▸ **WRITTEN TASK**
Copy every line of the listing that holds the string "закупки".

▸ **Stored entries**
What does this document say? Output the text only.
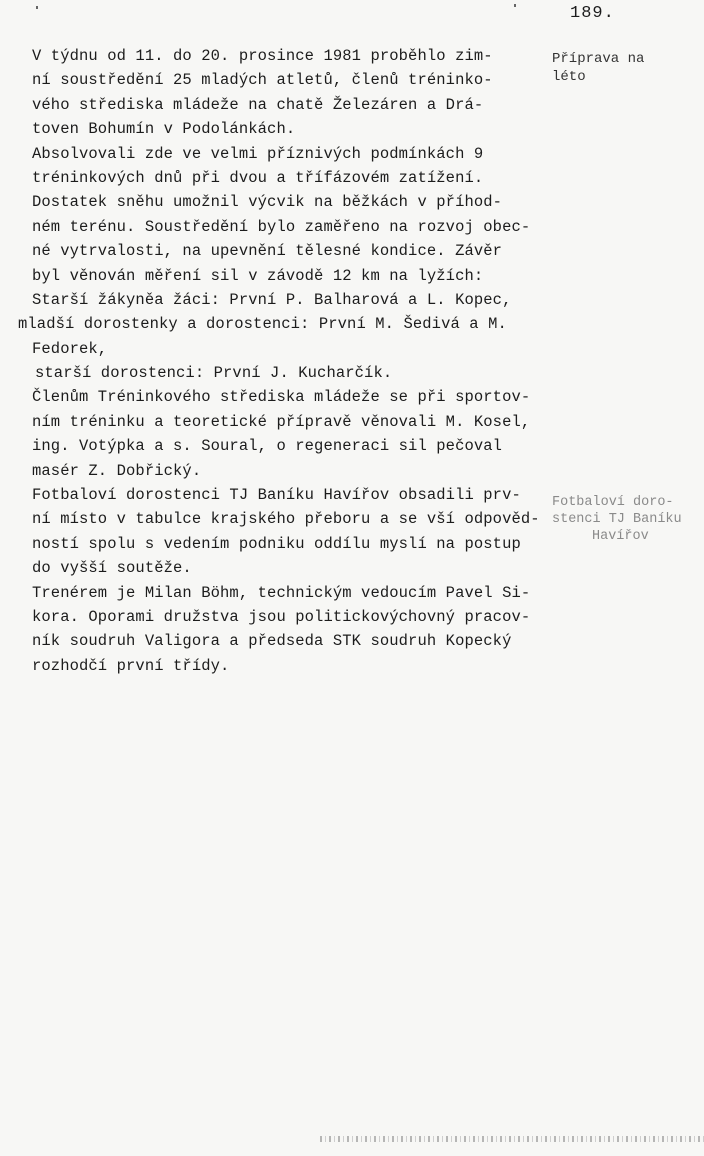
189.
V týdnu od 11. do 20. prosince 1981 proběhlo zim-
ní soustředění 25 mladých atletů, členů tréninko-
vého střediska mládeže na chatě Železáren a Drá-
toven Bohumín v Podolánkách.
Absolvovali zde ve velmi příznivých podmínkách 9
tréninkových dnů při dvou a třífázovém zatížení.
Dostatek sněhu umožnil výcvik na běžkách v příhod-
ném terénu. Soustředění bylo zaměřeno na rozvoj obec-
né vytrvalosti, na upevnění tělesné kondice. Závěr
byl věnován měření sil v závodě 12 km na lyžích:
Starší žákyněa žáci: První P. Balharová a L. Kopec,
mladší dorostenky a dorostenci: První M. Šedivá a M.
Fedorek,
starší dorostenci: První J. Kucharčík.
Členům Tréninkového střediska mládeže se při sportov-
ním tréninku a teoretické přípravě věnovali M. Kosel,
ing. Votýpka a s. Soural, o regeneraci sil pečoval
masér Z. Dobřický.
Fotbaloví dorostenci TJ Baníku Havířov obsadili prv-
ní místo v tabulce krajského přeboru a se vší odpověd-
ností spolu s vedením podniku oddílu myslí na postup
do vyšší soutěže.
Trenérem je Milan Böhm, technickým vedoucím Pavel Si-
kora. Oporami družstva jsou politickovýchovný pracov-
ník soudruh Valigora a předseda STK soudruh Kopecký
rozhodčí první třídy.
Příprava na
léto
Fotbaloví doro-
stenci TJ Baníku
Havířov
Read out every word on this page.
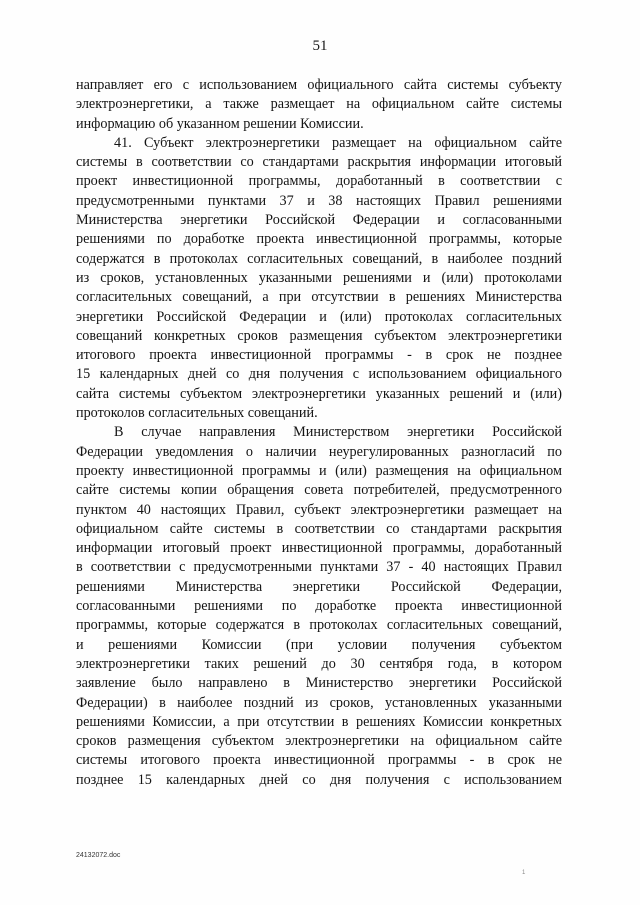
51

направляет его с использованием официального сайта системы субъекту
электроэнергетики, а также размещает на официальном сайте системы
информацию об указанном решении Комиссии.

41. Субъект электроэнергетики размещает на официальном сайте
системы в соответствии со стандартами раскрытия информации итоговый
проект инвестиционной программы, доработанный в соответствии с
предусмотренными пунктами 37 и 38 настоящих Правил решениями
Министерства энергетики Российской Федерации и согласованными
решениями по доработке проекта инвестиционной программы, которые
содержатся в протоколах согласительных совещаний, в наиболее поздний
из сроков, установленных указанными решениями и (или) протоколами
согласительных совещаний, а при отсутствии в решениях Министерства
энергетики Российской Федерации и (или) протоколах согласительных
совещаний конкретных сроков размещения субъектом электроэнергетики
итогового проекта инвестиционной программы - в срок не позднее
15 календарных дней со дня получения с использованием официального
сайта системы субъектом электроэнергетики указанных решений и (или)
протоколов согласительных совещаний.

В случае направления Министерством энергетики Российской
Федерации уведомления о наличии неурегулированных разногласий по
проекту инвестиционной программы и (или) размещения на официальном
сайте системы копии обращения совета потребителей, предусмотренного
пунктом 40 настоящих Правил, субъект электроэнергетики размещает на
официальном сайте системы в соответствии со стандартами раскрытия
информации итоговый проект инвестиционной программы, доработанный
в соответствии с предусмотренными пунктами 37 - 40 настоящих Правил
решениями Министерства энергетики Российской Федерации,
согласованными решениями по доработке проекта инвестиционной
программы, которые содержатся в протоколах согласительных совещаний,
и решениями Комиссии (при условии получения субъектом
электроэнергетики таких решений до 30 сентября года, в котором
заявление было направлено в Министерство энергетики Российской
Федерации) в наиболее поздний из сроков, установленных указанными
решениями Комиссии, а при отсутствии в решениях Комиссии конкретных
сроков размещения субъектом электроэнергетики на официальном сайте
системы итогового проекта инвестиционной программы - в срок не
позднее 15 календарных дней со дня получения с использованием

24132072.doc
1
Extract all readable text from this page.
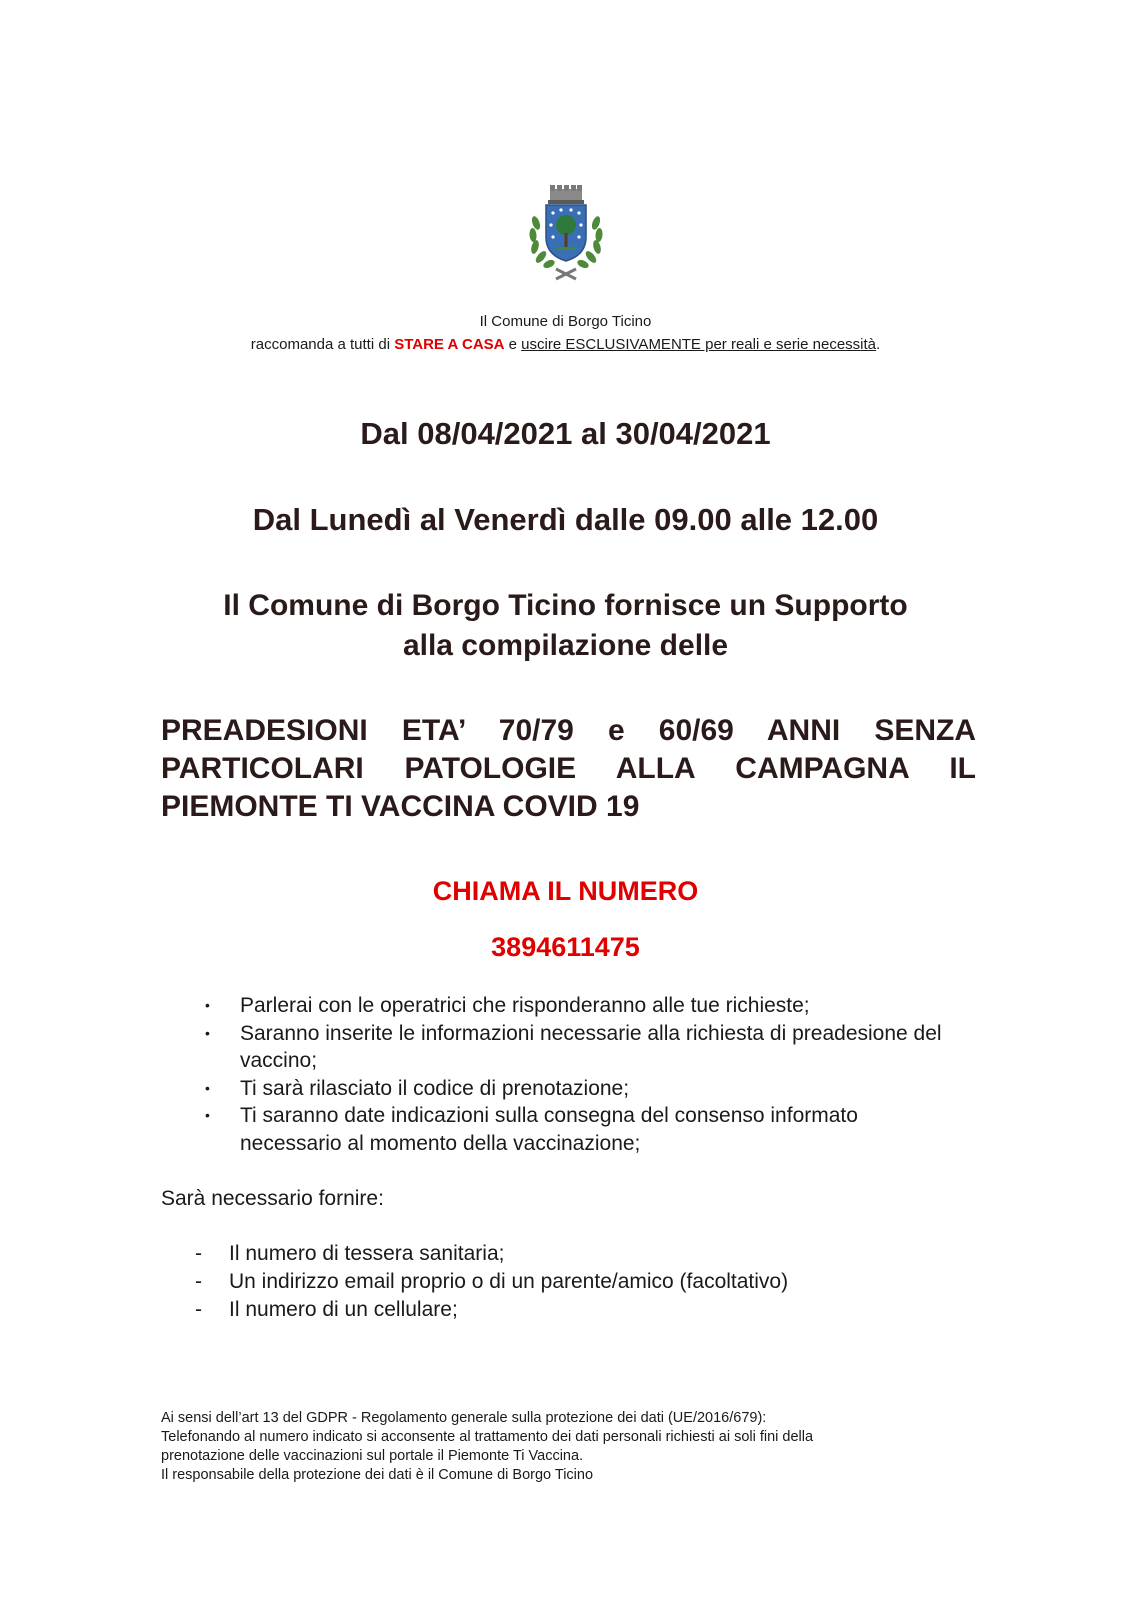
Il Comune di Borgo Ticino
raccomanda a tutti di STARE A CASA e uscire ESCLUSIVAMENTE per reali e serie necessità.
Dal 08/04/2021 al 30/04/2021
Dal Lunedì al Venerdì dalle 09.00 alle 12.00
Il Comune di Borgo Ticino fornisce un Supporto
alla compilazione delle
PREADESIONI ETA’ 70/79 e 60/69 ANNI SENZA
PARTICOLARI PATOLOGIE ALLA CAMPAGNA IL
PIEMONTE TI VACCINA COVID 19
CHIAMA IL NUMERO
3894611475
• Parlerai con le operatrici che risponderanno alle tue richieste;
• Saranno inserite le informazioni necessarie alla richiesta di preadesione del vaccino;
• Ti sarà rilasciato il codice di prenotazione;
• Ti saranno date indicazioni sulla consegna del consenso informato necessario al momento della vaccinazione;
Sarà necessario fornire:
- Il numero di tessera sanitaria;
- Un indirizzo email proprio o di un parente/amico (facoltativo)
- Il numero di un cellulare;
Ai sensi dell’art 13 del GDPR - Regolamento generale sulla protezione dei dati (UE/2016/679):
Telefonando al numero indicato si acconsente al trattamento dei dati personali richiesti ai soli fini della
prenotazione delle vaccinazioni sul portale il Piemonte Ti Vaccina.
Il responsabile della protezione dei dati è il Comune di Borgo Ticino
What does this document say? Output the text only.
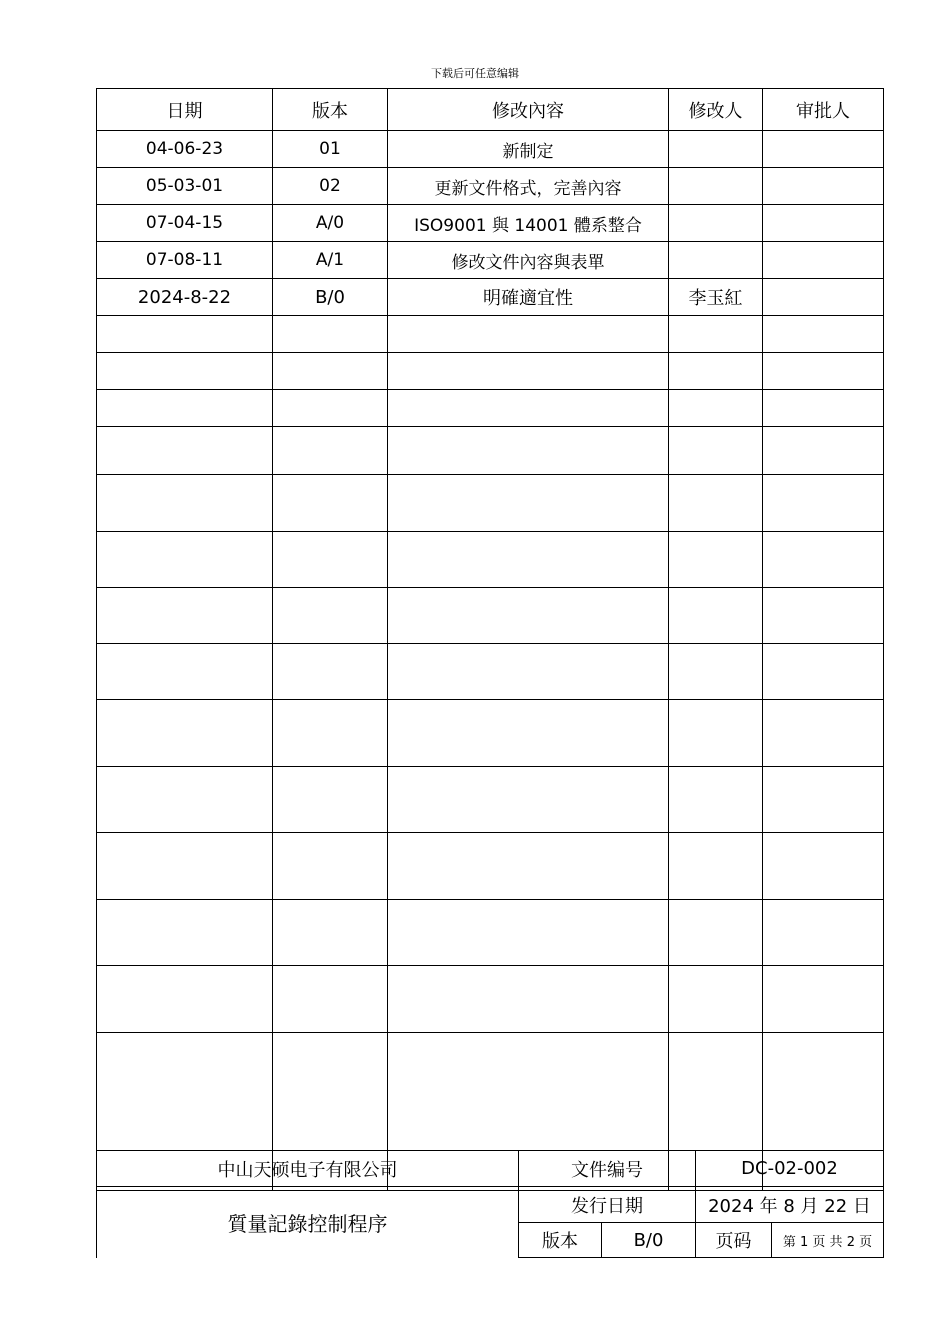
下载后可任意编辑
日期	版本	修改內容	修改人	审批人
04-06-23	01	新制定		
05-03-01	02	更新文件格式，完善內容		
07-04-15	A/0	ISO9001 與 14001 體系整合		
07-08-11	A/1	修改文件內容與表單		
2024-8-22	B/0	明確適宜性	李玉紅	

中山天硕电子有限公司	文件编号		DC-02-002	
質量記錄控制程序	发行日期		2024 年 8 月 22 日	
	版本	B/0	页码	第 1 页 共 2 页
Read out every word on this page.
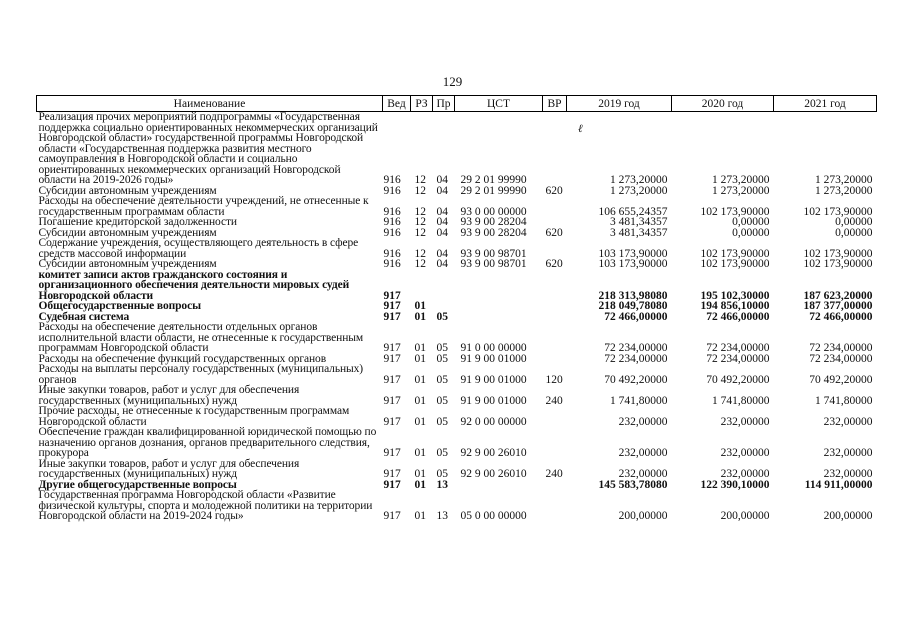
129
ℓ
Наименование	Вед	РЗ	Пр	ЦСТ	ВР	2019 год	2020 год	2021 год
Реализация прочих мероприятий подпрограммы «Государственная поддержка социально ориентированных некоммерческих организаций Новгородской области» государственной программы Новгородской области «Государственная поддержка развития местного самоуправления в Новгородской области и социально ориентированных некоммерческих организаций Новгородской области на 2019-2026 годы»	916	12	04	29 2 01 99990		1 273,20000	1 273,20000	1 273,20000
Субсидии автономным учреждениям	916	12	04	29 2 01 99990	620	1 273,20000	1 273,20000	1 273,20000
Расходы на обеспечение деятельности учреждений, не отнесенные к государственным программам области	916	12	04	93 0 00 00000		106 655,24357	102 173,90000	102 173,90000
Погашение кредиторской задолженности	916	12	04	93 9 00 28204		3 481,34357	0,00000	0,00000
Субсидии автономным учреждениям	916	12	04	93 9 00 28204	620	3 481,34357	0,00000	0,00000
Содержание учреждения, осуществляющего деятельность в сфере средств массовой информации	916	12	04	93 9 00 98701		103 173,90000	102 173,90000	102 173,90000
Субсидии автономным учреждениям	916	12	04	93 9 00 98701	620	103 173,90000	102 173,90000	102 173,90000
комитет записи актов гражданского состояния и организационного обеспечения деятельности мировых судей Новгородской области	917					218 313,98080	195 102,30000	187 623,20000
Общегосударственные вопросы	917	01				218 049,78080	194 856,10000	187 377,00000
Судебная система	917	01	05			72 466,00000	72 466,00000	72 466,00000
Расходы на обеспечение деятельности отдельных органов исполнительной власти области, не отнесенные к государственным программам Новгородской области	917	01	05	91 0 00 00000		72 234,00000	72 234,00000	72 234,00000
Расходы на обеспечение функций государственных органов	917	01	05	91 9 00 01000		72 234,00000	72 234,00000	72 234,00000
Расходы на выплаты персоналу государственных (муниципальных) органов	917	01	05	91 9 00 01000	120	70 492,20000	70 492,20000	70 492,20000
Иные закупки товаров, работ и услуг для обеспечения государственных (муниципальных) нужд	917	01	05	91 9 00 01000	240	1 741,80000	1 741,80000	1 741,80000
Прочие расходы, не отнесенные к государственным программам Новгородской области	917	01	05	92 0 00 00000		232,00000	232,00000	232,00000
Обеспечение граждан квалифицированной юридической помощью по назначению органов дознания, органов предварительного следствия, прокурора	917	01	05	92 9 00 26010		232,00000	232,00000	232,00000
Иные закупки товаров, работ и услуг для обеспечения государственных (муниципальных) нужд	917	01	05	92 9 00 26010	240	232,00000	232,00000	232,00000
Другие общегосударственные вопросы	917	01	13			145 583,78080	122 390,10000	114 911,00000
Государственная программа Новгородской области «Развитие физической культуры, спорта и молодежной политики на территории Новгородской области на 2019-2024 годы»	917	01	13	05 0 00 00000		200,00000	200,00000	200,00000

▸ **ANSWER IN FULL**
Иные закупки товаров, работ и услуг для обеспечения государственных (муниципальных) нужд	917	01	05	91 9 00 01000	240	1 741,80000	1 741,80000	1 741,80000
Иные закупки товаров, работ и услуг для обеспечения государственных (муниципальных) нужд	917	01	05	92 9 00 26010	240	232,00000	232,00000	232,00000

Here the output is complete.